> [Direction]:
Quote, without change, all of the lines that follow.

> [Figure collection entries]:
• • • •

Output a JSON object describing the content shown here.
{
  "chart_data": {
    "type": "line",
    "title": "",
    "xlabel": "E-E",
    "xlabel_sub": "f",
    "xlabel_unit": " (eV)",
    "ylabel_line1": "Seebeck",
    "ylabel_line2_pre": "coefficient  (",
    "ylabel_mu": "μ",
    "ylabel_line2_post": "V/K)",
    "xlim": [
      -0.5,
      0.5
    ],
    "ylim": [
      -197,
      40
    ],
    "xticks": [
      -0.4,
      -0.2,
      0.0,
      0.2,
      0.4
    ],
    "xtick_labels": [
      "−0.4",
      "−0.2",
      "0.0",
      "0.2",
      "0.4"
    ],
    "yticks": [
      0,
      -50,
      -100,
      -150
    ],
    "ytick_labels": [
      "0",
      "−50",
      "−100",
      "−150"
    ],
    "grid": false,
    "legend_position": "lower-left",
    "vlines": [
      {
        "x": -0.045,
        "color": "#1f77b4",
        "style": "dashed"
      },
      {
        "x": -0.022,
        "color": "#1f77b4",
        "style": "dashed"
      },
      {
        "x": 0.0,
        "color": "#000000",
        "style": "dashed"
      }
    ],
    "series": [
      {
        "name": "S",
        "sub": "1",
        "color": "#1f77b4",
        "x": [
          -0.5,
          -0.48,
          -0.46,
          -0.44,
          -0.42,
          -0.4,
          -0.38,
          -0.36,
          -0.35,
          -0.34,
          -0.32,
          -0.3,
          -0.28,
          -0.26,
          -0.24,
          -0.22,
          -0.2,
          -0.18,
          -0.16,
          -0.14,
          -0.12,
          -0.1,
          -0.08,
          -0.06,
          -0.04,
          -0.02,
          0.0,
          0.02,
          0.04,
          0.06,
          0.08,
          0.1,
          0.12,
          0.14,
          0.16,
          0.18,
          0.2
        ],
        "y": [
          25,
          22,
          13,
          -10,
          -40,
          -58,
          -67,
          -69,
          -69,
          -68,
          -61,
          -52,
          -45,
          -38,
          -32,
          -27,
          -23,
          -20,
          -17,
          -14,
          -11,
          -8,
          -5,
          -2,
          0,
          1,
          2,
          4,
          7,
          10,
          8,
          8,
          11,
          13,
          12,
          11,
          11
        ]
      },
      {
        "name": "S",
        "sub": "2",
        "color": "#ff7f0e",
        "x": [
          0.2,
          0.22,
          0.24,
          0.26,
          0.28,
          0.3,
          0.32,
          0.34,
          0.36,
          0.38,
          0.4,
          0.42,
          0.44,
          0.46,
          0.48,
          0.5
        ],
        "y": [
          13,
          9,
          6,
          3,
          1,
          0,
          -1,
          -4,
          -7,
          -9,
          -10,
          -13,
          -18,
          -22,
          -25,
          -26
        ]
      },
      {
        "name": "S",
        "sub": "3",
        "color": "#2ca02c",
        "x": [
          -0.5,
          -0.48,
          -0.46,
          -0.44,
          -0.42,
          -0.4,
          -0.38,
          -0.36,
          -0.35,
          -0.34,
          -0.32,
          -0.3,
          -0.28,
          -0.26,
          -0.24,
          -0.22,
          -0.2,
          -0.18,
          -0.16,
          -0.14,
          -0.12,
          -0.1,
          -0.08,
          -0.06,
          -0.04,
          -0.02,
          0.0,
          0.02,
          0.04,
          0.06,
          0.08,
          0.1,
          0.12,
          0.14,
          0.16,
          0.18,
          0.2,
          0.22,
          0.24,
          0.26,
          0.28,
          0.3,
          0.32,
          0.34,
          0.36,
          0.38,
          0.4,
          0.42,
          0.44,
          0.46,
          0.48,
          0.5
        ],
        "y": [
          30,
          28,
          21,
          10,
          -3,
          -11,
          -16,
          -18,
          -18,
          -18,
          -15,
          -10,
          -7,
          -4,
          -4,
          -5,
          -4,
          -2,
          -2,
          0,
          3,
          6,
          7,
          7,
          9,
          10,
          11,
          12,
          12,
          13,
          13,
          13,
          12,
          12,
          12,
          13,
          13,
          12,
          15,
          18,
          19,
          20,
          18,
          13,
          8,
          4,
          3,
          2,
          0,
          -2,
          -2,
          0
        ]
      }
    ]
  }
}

• • • •

> [Right answer]:
Output a JSON object describing the content shown here.
{
  "chart_data": {
    "type": "line",
    "title": "",
    "xlabel": "E-E",
    "xlabel_sub": "f",
    "xlabel_unit": " (eV)",
    "ylabel_line1": "Seebeck",
    "ylabel_line2_pre": "coefficient  (",
    "ylabel_mu": "μ",
    "ylabel_line2_post": "V/K)",
    "xlim": [
      -0.5,
      0.5
    ],
    "ylim": [
      -197,
      40
    ],
    "xticks": [
      -0.4,
      -0.2,
      0.0,
      0.2,
      0.4
    ],
    "xtick_labels": [
      "−0.4",
      "−0.2",
      "0.0",
      "0.2",
      "0.4"
    ],
    "yticks": [
      0,
      -50,
      -100,
      -150
    ],
    "ytick_labels": [
      "0",
      "−50",
      "−100",
      "−150"
    ],
    "grid": false,
    "legend_position": "lower-left",
    "vlines": [
      {
        "x": -0.045,
        "color": "#1f77b4",
        "style": "dashed"
      },
      {
        "x": -0.022,
        "color": "#1f77b4",
        "style": "dashed"
      },
      {
        "x": 0.0,
        "color": "#000000",
        "style": "dashed"
      }
    ],
    "series": [
      {
        "name": "S",
        "sub": "1",
        "color": "#1f77b4",
        "x": [
          -0.5,
          -0.48,
          -0.46,
          -0.44,
          -0.42,
          -0.4,
          -0.38,
          -0.36,
          -0.35,
          -0.34,
          -0.32,
          -0.3,
          -0.28,
          -0.26,
          -0.24,
          -0.22,
          -0.2,
          -0.18,
          -0.16,
          -0.14,
          -0.12,
          -0.1,
          -0.08,
          -0.06,
          -0.04,
          -0.02,
          0.0,
          0.02,
          0.04,
          0.06,
          0.08,
          0.1,
          0.12,
          0.14,
          0.16,
          0.18,
          0.2
        ],
        "y": [
          25,
          22,
          13,
          -10,
          -40,
          -58,
          -67,
          -69,
          -69,
          -68,
          -61,
          -52,
          -45,
          -38,
          -32,
          -27,
          -23,
          -20,
          -17,
          -14,
          -11,
          -8,
          -5,
          -2,
          0,
          1,
          2,
          4,
          7,
          10,
          8,
          8,
          11,
          13,
          12,
          11,
          11
        ]
      },
      {
        "name": "S",
        "sub": "2",
        "color": "#ff7f0e",
        "x": [
          0.2,
          0.22,
          0.24,
          0.26,
          0.28,
          0.3,
          0.32,
          0.34,
          0.36,
          0.38,
          0.4,
          0.42,
          0.44,
          0.46,
          0.48,
          0.5
        ],
        "y": [
          13,
          9,
          6,
          3,
          1,
          0,
          -1,
          -4,
          -7,
          -9,
          -10,
          -13,
          -18,
          -22,
          -25,
          -26
        ]
      },
      {
        "name": "S",
        "sub": "3",
        "color": "#2ca02c",
        "x": [
          -0.5,
          -0.48,
          -0.46,
          -0.44,
          -0.42,
          -0.4,
          -0.38,
          -0.36,
          -0.35,
          -0.34,
          -0.32,
          -0.3,
          -0.28,
          -0.26,
          -0.24,
          -0.22,
          -0.2,
          -0.18,
          -0.16,
          -0.14,
          -0.12,
          -0.1,
          -0.08,
          -0.06,
          -0.04,
          -0.02,
          0.0,
          0.02,
          0.04,
          0.06,
          0.08,
          0.1,
          0.12,
          0.14,
          0.16,
          0.18,
          0.2,
          0.22,
          0.24,
          0.26,
          0.28,
          0.3,
          0.32,
          0.34,
          0.36,
          0.38,
          0.4,
          0.42,
          0.44,
          0.46,
          0.48,
          0.5
        ],
        "y": [
          30,
          28,
          21,
          10,
          -3,
          -11,
          -16,
          -18,
          -18,
          -18,
          -15,
          -10,
          -7,
          -4,
          -4,
          -5,
          -4,
          -2,
          -2,
          0,
          3,
          6,
          7,
          7,
          9,
          10,
          11,
          12,
          12,
          13,
          13,
          13,
          12,
          12,
          12,
          13,
          13,
          12,
          15,
          18,
          19,
          20,
          18,
          13,
          8,
          4,
          3,
          2,
          0,
          -2,
          -2,
          0
        ]
      }
    ]
  }
}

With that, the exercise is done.